Problem requirements:
Images embedded in the records are excluded; print everything else exactly as given.

Records to use:
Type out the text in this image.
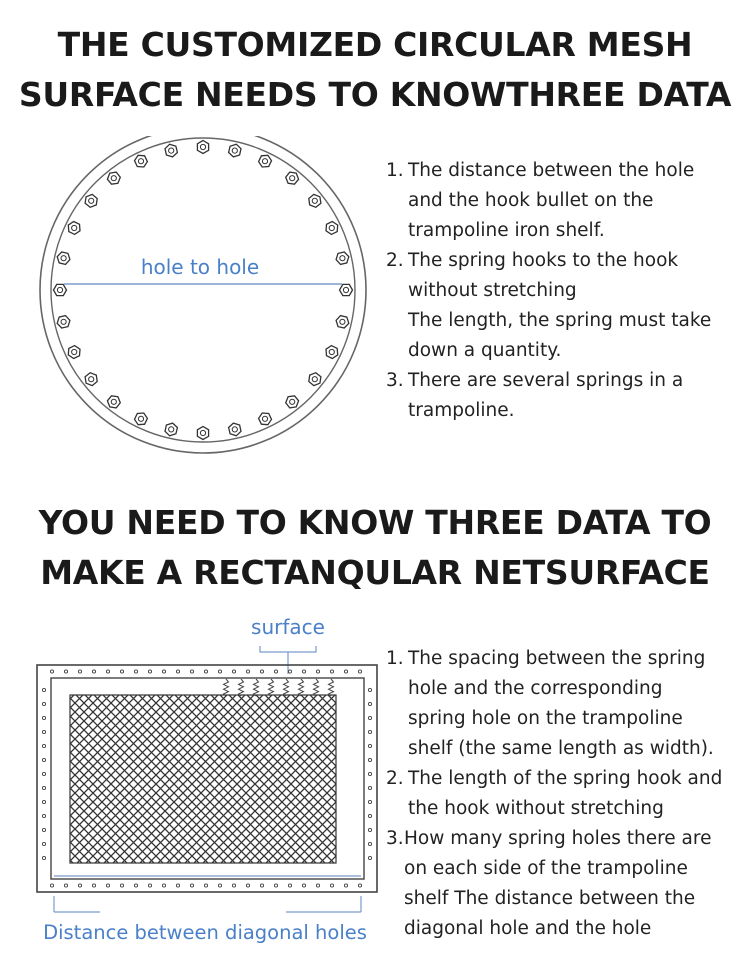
THE CUSTOMIZED CIRCULAR MESH
SURFACE NEEDS TO KNOWTHREE DATA
hole to hole
1. The distance between the hole
and the hook bullet on the
trampoline iron shelf.
2. The spring hooks to the hook
without stretching
The length, the spring must take
down a quantity.
3. There are several springs in a
trampoline.
YOU NEED TO KNOW THREE DATA TO
MAKE A RECTANQULAR NETSURFACE
surface
Distance between diagonal holes
1. The spacing between the spring
hole and the corresponding
spring hole on the trampoline
shelf (the same length as width).
2. The length of the spring hook and
the hook without stretching
3. How many spring holes there are
on each side of the trampoline
shelf The distance between the
diagonal hole and the hole
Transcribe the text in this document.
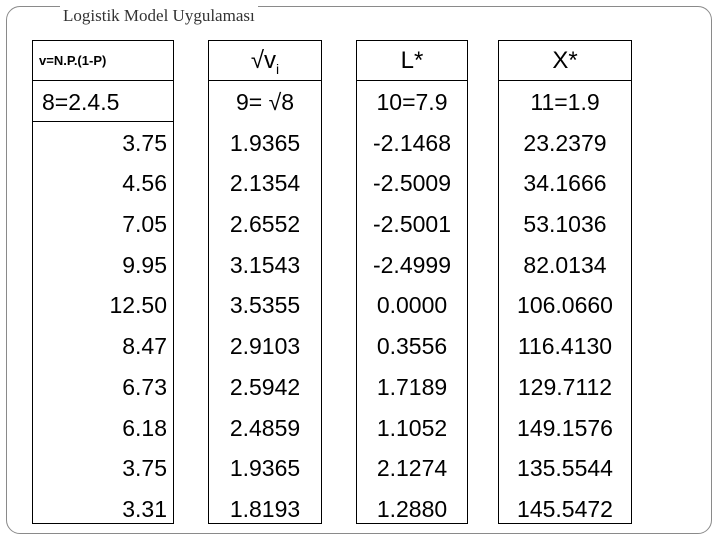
Logistik Model Uygulaması
v=N.P.(1-P)
8=2.4.5
3.75
4.56
7.05
9.95
12.50
8.47
6.73
6.18
3.75
3.31
$√v_i$
9= √8
1.9365
2.1354
2.6552
3.1543
3.5355
2.9103
2.5942
2.4859
1.9365
1.8193
L*
10=7.9
-2.1468
-2.5009
-2.5001
-2.4999
0.0000
0.3556
1.7189
1.1052
2.1274
1.2880
X*
11=1.9
23.2379
34.1666
53.1036
82.0134
106.0660
116.4130
129.7112
149.1576
135.5544
145.5472
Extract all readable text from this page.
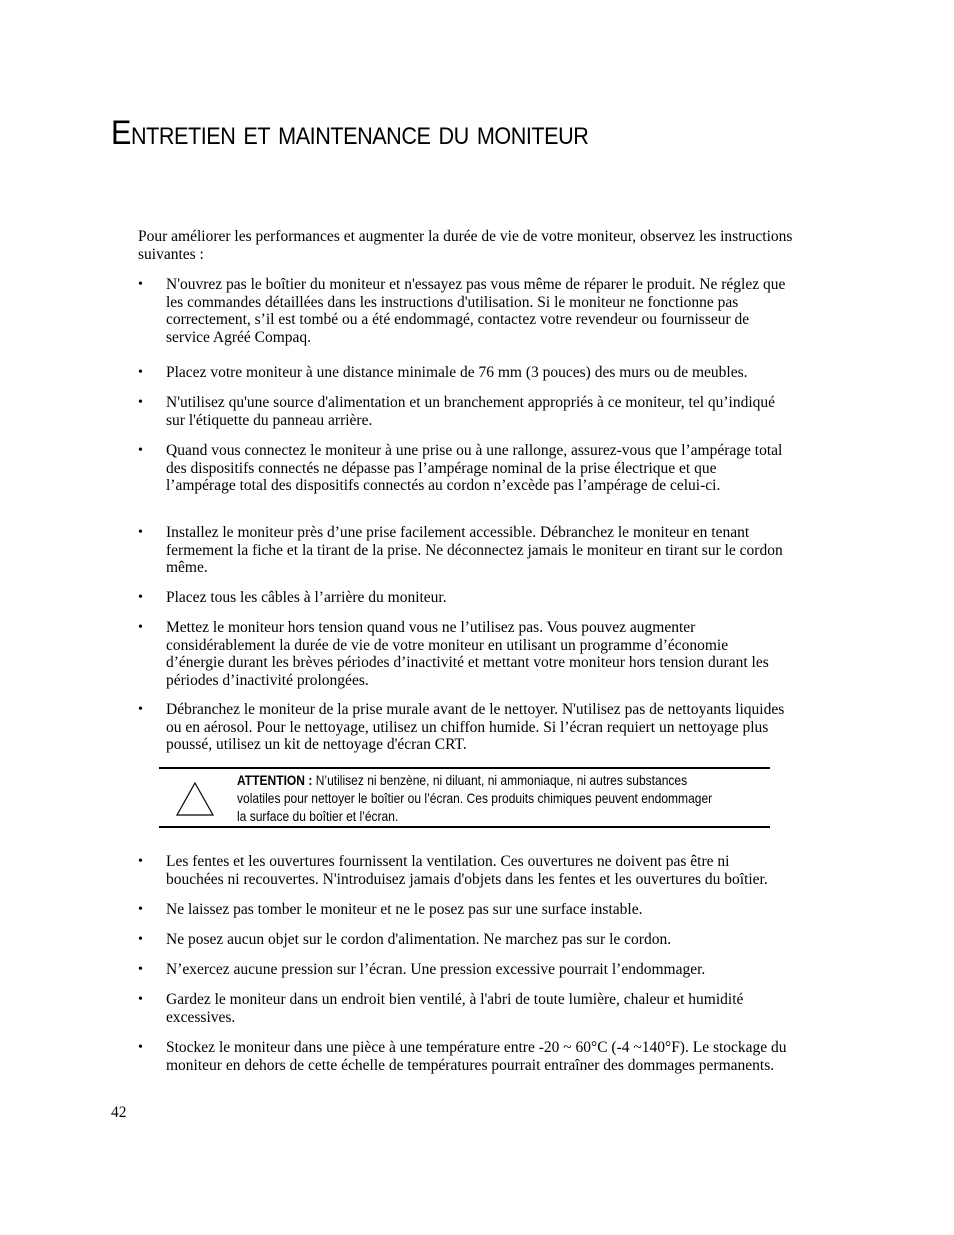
Entretien et maintenance du moniteur

Pour améliorer les performances et augmenter la durée de vie de votre moniteur, observez les instructions suivantes :

•	N'ouvrez pas le boîtier du moniteur et n'essayez pas vous même de réparer le produit. Ne réglez que les commandes détaillées dans les instructions d'utilisation. Si le moniteur ne fonctionne pas correctement, s’il est tombé ou a été endommagé, contactez votre revendeur ou fournisseur de service Agréé Compaq.
•	Placez votre moniteur à une distance minimale de 76 mm (3 pouces) des murs ou de meubles.
•	N'utilisez qu'une source d'alimentation et un branchement appropriés à ce moniteur, tel qu’indiqué sur l'étiquette du panneau arrière.
•	Quand vous connectez le moniteur à une prise ou à une rallonge, assurez-vous que l’ampérage total des dispositifs connectés ne dépasse pas l’ampérage nominal de la prise électrique et que l’ampérage total des dispositifs connectés au cordon n’excède pas l’ampérage de celui-ci.
•	Installez le moniteur près d’une prise facilement accessible. Débranchez le moniteur en tenant fermement la fiche et la tirant de la prise. Ne déconnectez jamais le moniteur en tirant sur le cordon même.
•	Placez tous les câbles à l’arrière du moniteur.
•	Mettez le moniteur hors tension quand vous ne l’utilisez pas. Vous pouvez augmenter considérablement la durée de vie de votre moniteur en utilisant un programme d’économie d’énergie durant les brèves périodes d’inactivité et mettant votre moniteur hors tension durant les périodes d’inactivité prolongées.
•	Débranchez le moniteur de la prise murale avant de le nettoyer. N'utilisez pas de nettoyants liquides ou en aérosol. Pour le nettoyage, utilisez un chiffon humide. Si l’écran requiert un nettoyage plus poussé, utilisez un kit de nettoyage d'écran CRT.
ATTENTION : N’utilisez ni benzène, ni diluant, ni ammoniaque, ni autres substances volatiles pour nettoyer le boîtier ou l’écran. Ces produits chimiques peuvent endommager la surface du boîtier et l’écran.
•	Les fentes et les ouvertures fournissent la ventilation. Ces ouvertures ne doivent pas être ni bouchées ni recouvertes. N'introduisez jamais d'objets dans les fentes et les ouvertures du boîtier.
•	Ne laissez pas tomber le moniteur et ne le posez pas sur une surface instable.
•	Ne posez aucun objet sur le cordon d'alimentation. Ne marchez pas sur le cordon.
•	N’exercez aucune pression sur l’écran. Une pression excessive pourrait l’endommager.
•	Gardez le moniteur dans un endroit bien ventilé, à l'abri de toute lumière, chaleur et humidité excessives.
•	Stockez le moniteur dans une pièce à une température entre -20 ~ 60°C (-4 ~140°F). Le stockage du moniteur en dehors de cette échelle de températures pourrait entraîner des dommages permanents.
42
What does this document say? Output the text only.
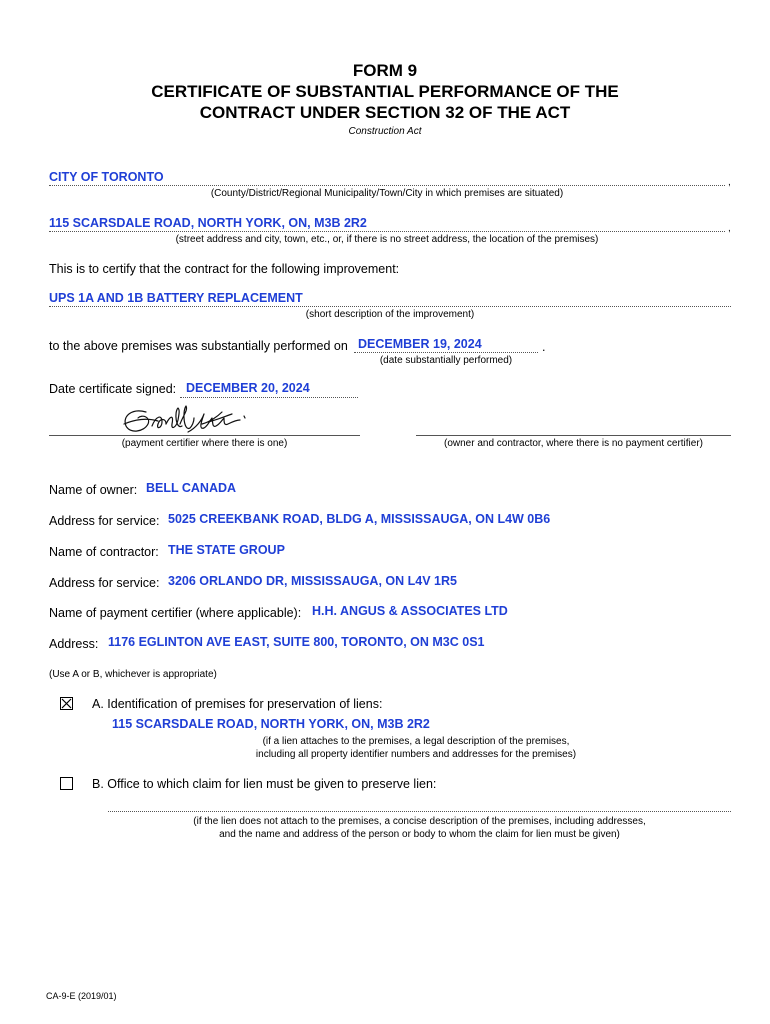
FORM 9
CERTIFICATE OF SUBSTANTIAL PERFORMANCE OF THE
CONTRACT UNDER SECTION 32 OF THE ACT
Construction Act
CITY OF TORONTO	,
(County/District/Regional Municipality/Town/City in which premises are situated)
115 SCARSDALE ROAD, NORTH YORK, ON, M3B 2R2	,
(street address and city, town, etc., or, if there is no street address, the location of the premises)
This is to certify that the contract for the following improvement:
UPS 1A AND 1B BATTERY REPLACEMENT
(short description of the improvement)
to the above premises was substantially performed on DECEMBER 19, 2024	.
(date substantially performed)
Date certificate signed: DECEMBER 20, 2024
(payment certifier where there is one)	(owner and contractor, where there is no payment certifier)
Name of owner: BELL CANADA
Address for service: 5025 CREEKBANK ROAD, BLDG A, MISSISSAUGA, ON L4W 0B6
Name of contractor: THE STATE GROUP
Address for service: 3206 ORLANDO DR, MISSISSAUGA, ON L4V 1R5
Name of payment certifier (where applicable): H.H. ANGUS & ASSOCIATES LTD
Address: 1176 EGLINTON AVE EAST, SUITE 800, TORONTO, ON M3C 0S1
(Use A or B, whichever is appropriate)
A. Identification of premises for preservation of liens:
115 SCARSDALE ROAD, NORTH YORK, ON, M3B 2R2
(if a lien attaches to the premises, a legal description of the premises,
including all property identifier numbers and addresses for the premises)
B. Office to which claim for lien must be given to preserve lien:
(if the lien does not attach to the premises, a concise description of the premises, including addresses,
and the name and address of the person or body to whom the claim for lien must be given)
CA-9-E (2019/01)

Response below:
Type out the text in this image.
THE CUSTOMIZED CIRCULAR MESH
SURFACE NEEDS TO KNOWTHREE DATA
hole to hole
1. The distance between the hole
and the hook bullet on the
trampoline iron shelf.
2. The spring hooks to the hook
without stretching
The length, the spring must take
down a quantity.
3. There are several springs in a
trampoline.
YOU NEED TO KNOW THREE DATA TO
MAKE A RECTANQULAR NETSURFACE
surface
Distance between diagonal holes
1. The spacing between the spring
hole and the corresponding
spring hole on the trampoline
shelf (the same length as width).
2. The length of the spring hook and
the hook without stretching
3. How many spring holes there are
on each side of the trampoline
shelf The distance between the
diagonal hole and the hole
Transcribe the text in this document.
Logistik Model Uygulaması
v=N.P.(1-P)
8=2.4.5
3.75
4.56
7.05
9.95
12.50
8.47
6.73
6.18
3.75
3.31
$√v_i$
9= √8
1.9365
2.1354
2.6552
3.1543
3.5355
2.9103
2.5942
2.4859
1.9365
1.8193
L*
10=7.9
-2.1468
-2.5009
-2.5001
-2.4999
0.0000
0.3556
1.7189
1.1052
2.1274
1.2880
X*
11=1.9
23.2379
34.1666
53.1036
82.0134
106.0660
116.4130
129.7112
149.1576
135.5544
145.5472
Extract all readable text from this page.
Entretien et maintenance du moniteur

Pour améliorer les performances et augmenter la durée de vie de votre moniteur, observez les instructions suivantes :

•	N'ouvrez pas le boîtier du moniteur et n'essayez pas vous même de réparer le produit. Ne réglez que les commandes détaillées dans les instructions d'utilisation. Si le moniteur ne fonctionne pas correctement, s’il est tombé ou a été endommagé, contactez votre revendeur ou fournisseur de service Agréé Compaq.
•	Placez votre moniteur à une distance minimale de 76 mm (3 pouces) des murs ou de meubles.
•	N'utilisez qu'une source d'alimentation et un branchement appropriés à ce moniteur, tel qu’indiqué sur l'étiquette du panneau arrière.
•	Quand vous connectez le moniteur à une prise ou à une rallonge, assurez-vous que l’ampérage total des dispositifs connectés ne dépasse pas l’ampérage nominal de la prise électrique et que l’ampérage total des dispositifs connectés au cordon n’excède pas l’ampérage de celui-ci.
•	Installez le moniteur près d’une prise facilement accessible. Débranchez le moniteur en tenant fermement la fiche et la tirant de la prise. Ne déconnectez jamais le moniteur en tirant sur le cordon même.
•	Placez tous les câbles à l’arrière du moniteur.
•	Mettez le moniteur hors tension quand vous ne l’utilisez pas. Vous pouvez augmenter considérablement la durée de vie de votre moniteur en utilisant un programme d’économie d’énergie durant les brèves périodes d’inactivité et mettant votre moniteur hors tension durant les périodes d’inactivité prolongées.
•	Débranchez le moniteur de la prise murale avant de le nettoyer. N'utilisez pas de nettoyants liquides ou en aérosol. Pour le nettoyage, utilisez un chiffon humide. Si l’écran requiert un nettoyage plus poussé, utilisez un kit de nettoyage d'écran CRT.
ATTENTION : N’utilisez ni benzène, ni diluant, ni ammoniaque, ni autres substances volatiles pour nettoyer le boîtier ou l’écran. Ces produits chimiques peuvent endommager la surface du boîtier et l’écran.
•	Les fentes et les ouvertures fournissent la ventilation. Ces ouvertures ne doivent pas être ni bouchées ni recouvertes. N'introduisez jamais d'objets dans les fentes et les ouvertures du boîtier.
•	Ne laissez pas tomber le moniteur et ne le posez pas sur une surface instable.
•	Ne posez aucun objet sur le cordon d'alimentation. Ne marchez pas sur le cordon.
•	N’exercez aucune pression sur l’écran. Une pression excessive pourrait l’endommager.
•	Gardez le moniteur dans un endroit bien ventilé, à l'abri de toute lumière, chaleur et humidité excessives.
•	Stockez le moniteur dans une pièce à une température entre -20 ~ 60°C (-4 ~140°F). Le stockage du moniteur en dehors de cette échelle de températures pourrait entraîner des dommages permanents.
42
What does this document say? Output the text only.
FORM 9
CERTIFICATE OF SUBSTANTIAL PERFORMANCE OF THE
CONTRACT UNDER SECTION 32 OF THE ACT
Construction Act
CITY OF TORONTO	,
(County/District/Regional Municipality/Town/City in which premises are situated)
115 SCARSDALE ROAD, NORTH YORK, ON, M3B 2R2	,
(street address and city, town, etc., or, if there is no street address, the location of the premises)
This is to certify that the contract for the following improvement:
UPS 1A AND 1B BATTERY REPLACEMENT
(short description of the improvement)
to the above premises was substantially performed on DECEMBER 19, 2024	.
(date substantially performed)
Date certificate signed: DECEMBER 20, 2024
(payment certifier where there is one)	(owner and contractor, where there is no payment certifier)
Name of owner: BELL CANADA
Address for service: 5025 CREEKBANK ROAD, BLDG A, MISSISSAUGA, ON L4W 0B6
Name of contractor: THE STATE GROUP
Address for service: 3206 ORLANDO DR, MISSISSAUGA, ON L4V 1R5
Name of payment certifier (where applicable): H.H. ANGUS & ASSOCIATES LTD
Address: 1176 EGLINTON AVE EAST, SUITE 800, TORONTO, ON M3C 0S1
(Use A or B, whichever is appropriate)
A. Identification of premises for preservation of liens:
115 SCARSDALE ROAD, NORTH YORK, ON, M3B 2R2
(if a lien attaches to the premises, a legal description of the premises,
including all property identifier numbers and addresses for the premises)
B. Office to which claim for lien must be given to preserve lien:
(if the lien does not attach to the premises, a concise description of the premises, including addresses,
and the name and address of the person or body to whom the claim for lien must be given)
CA-9-E (2019/01)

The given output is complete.